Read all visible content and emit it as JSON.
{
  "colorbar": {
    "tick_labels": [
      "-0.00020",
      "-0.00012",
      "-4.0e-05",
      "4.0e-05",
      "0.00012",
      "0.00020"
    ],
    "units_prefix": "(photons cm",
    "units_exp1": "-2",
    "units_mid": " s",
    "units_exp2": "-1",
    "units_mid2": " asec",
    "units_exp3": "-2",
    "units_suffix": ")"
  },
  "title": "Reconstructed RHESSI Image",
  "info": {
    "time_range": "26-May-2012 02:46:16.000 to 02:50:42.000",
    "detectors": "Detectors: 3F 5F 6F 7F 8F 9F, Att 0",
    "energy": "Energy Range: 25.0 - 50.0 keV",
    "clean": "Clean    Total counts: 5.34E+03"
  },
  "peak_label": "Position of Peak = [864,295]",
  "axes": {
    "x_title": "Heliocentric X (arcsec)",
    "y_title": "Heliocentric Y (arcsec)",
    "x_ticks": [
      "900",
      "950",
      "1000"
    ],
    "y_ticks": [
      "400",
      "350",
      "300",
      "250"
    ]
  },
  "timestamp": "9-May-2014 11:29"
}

◇ ◇ ◇ ◇

§ **EXERCISE DIRECTIONS**
Each line in the data that holds the string "arcsec" should be found and copied.

§ **THE REPLY**
    "x_title": "Heliocentric X (arcsec)",
    "y_title": "Heliocentric Y (arcsec)",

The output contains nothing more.